>> Start

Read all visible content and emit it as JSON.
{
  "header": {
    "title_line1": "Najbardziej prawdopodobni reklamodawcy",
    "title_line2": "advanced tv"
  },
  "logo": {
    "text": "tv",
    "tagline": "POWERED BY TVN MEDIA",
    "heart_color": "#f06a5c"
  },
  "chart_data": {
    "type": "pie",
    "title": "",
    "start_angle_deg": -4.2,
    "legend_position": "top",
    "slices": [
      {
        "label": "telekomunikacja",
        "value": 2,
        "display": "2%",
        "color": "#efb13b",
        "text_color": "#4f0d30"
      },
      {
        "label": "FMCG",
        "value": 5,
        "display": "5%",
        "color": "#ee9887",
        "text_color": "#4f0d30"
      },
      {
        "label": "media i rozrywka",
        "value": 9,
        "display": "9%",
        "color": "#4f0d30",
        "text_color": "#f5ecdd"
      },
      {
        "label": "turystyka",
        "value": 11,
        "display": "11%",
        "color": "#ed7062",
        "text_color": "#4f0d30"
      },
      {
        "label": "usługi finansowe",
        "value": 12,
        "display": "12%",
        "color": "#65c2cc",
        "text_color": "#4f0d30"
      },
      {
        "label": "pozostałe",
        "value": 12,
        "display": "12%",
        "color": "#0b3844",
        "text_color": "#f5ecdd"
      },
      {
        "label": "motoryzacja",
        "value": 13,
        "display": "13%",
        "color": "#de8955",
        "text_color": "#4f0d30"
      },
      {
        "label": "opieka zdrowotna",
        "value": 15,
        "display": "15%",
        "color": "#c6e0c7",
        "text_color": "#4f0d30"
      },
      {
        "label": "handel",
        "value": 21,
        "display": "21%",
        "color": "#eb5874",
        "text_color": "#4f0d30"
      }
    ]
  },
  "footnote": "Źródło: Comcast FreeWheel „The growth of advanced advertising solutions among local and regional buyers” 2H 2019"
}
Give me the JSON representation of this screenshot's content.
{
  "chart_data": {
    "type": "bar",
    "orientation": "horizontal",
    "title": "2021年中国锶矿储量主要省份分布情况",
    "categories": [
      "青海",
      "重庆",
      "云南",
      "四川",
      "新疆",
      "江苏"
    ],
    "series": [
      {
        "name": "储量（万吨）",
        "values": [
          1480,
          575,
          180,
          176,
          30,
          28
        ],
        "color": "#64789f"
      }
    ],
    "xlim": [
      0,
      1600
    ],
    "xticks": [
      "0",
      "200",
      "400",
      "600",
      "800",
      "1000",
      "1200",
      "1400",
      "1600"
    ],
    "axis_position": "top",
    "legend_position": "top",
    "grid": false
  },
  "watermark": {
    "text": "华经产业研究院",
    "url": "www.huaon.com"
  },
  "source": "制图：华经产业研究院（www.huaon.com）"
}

>> End

[Request] Your task is to output the full set of records exactly as presented.

[Written answer]
Read all visible content and emit it as JSON.
{
  "header": {
    "title_line1": "Najbardziej prawdopodobni reklamodawcy",
    "title_line2": "advanced tv"
  },
  "logo": {
    "text": "tv",
    "tagline": "POWERED BY TVN MEDIA",
    "heart_color": "#f06a5c"
  },
  "chart_data": {
    "type": "pie",
    "title": "",
    "start_angle_deg": -4.2,
    "legend_position": "top",
    "slices": [
      {
        "label": "telekomunikacja",
        "value": 2,
        "display": "2%",
        "color": "#efb13b",
        "text_color": "#4f0d30"
      },
      {
        "label": "FMCG",
        "value": 5,
        "display": "5%",
        "color": "#ee9887",
        "text_color": "#4f0d30"
      },
      {
        "label": "media i rozrywka",
        "value": 9,
        "display": "9%",
        "color": "#4f0d30",
        "text_color": "#f5ecdd"
      },
      {
        "label": "turystyka",
        "value": 11,
        "display": "11%",
        "color": "#ed7062",
        "text_color": "#4f0d30"
      },
      {
        "label": "usługi finansowe",
        "value": 12,
        "display": "12%",
        "color": "#65c2cc",
        "text_color": "#4f0d30"
      },
      {
        "label": "pozostałe",
        "value": 12,
        "display": "12%",
        "color": "#0b3844",
        "text_color": "#f5ecdd"
      },
      {
        "label": "motoryzacja",
        "value": 13,
        "display": "13%",
        "color": "#de8955",
        "text_color": "#4f0d30"
      },
      {
        "label": "opieka zdrowotna",
        "value": 15,
        "display": "15%",
        "color": "#c6e0c7",
        "text_color": "#4f0d30"
      },
      {
        "label": "handel",
        "value": 21,
        "display": "21%",
        "color": "#eb5874",
        "text_color": "#4f0d30"
      }
    ]
  },
  "footnote": "Źródło: Comcast FreeWheel „The growth of advanced advertising solutions among local and regional buyers” 2H 2019"
}
Give me the JSON representation of this screenshot's content.
{
  "chart_data": {
    "type": "bar",
    "orientation": "horizontal",
    "title": "2021年中国锶矿储量主要省份分布情况",
    "categories": [
      "青海",
      "重庆",
      "云南",
      "四川",
      "新疆",
      "江苏"
    ],
    "series": [
      {
        "name": "储量（万吨）",
        "values": [
          1480,
          575,
          180,
          176,
          30,
          28
        ],
        "color": "#64789f"
      }
    ],
    "xlim": [
      0,
      1600
    ],
    "xticks": [
      "0",
      "200",
      "400",
      "600",
      "800",
      "1000",
      "1200",
      "1400",
      "1600"
    ],
    "axis_position": "top",
    "legend_position": "top",
    "grid": false
  },
  "watermark": {
    "text": "华经产业研究院",
    "url": "www.huaon.com"
  },
  "source": "制图：华经产业研究院（www.huaon.com）"
}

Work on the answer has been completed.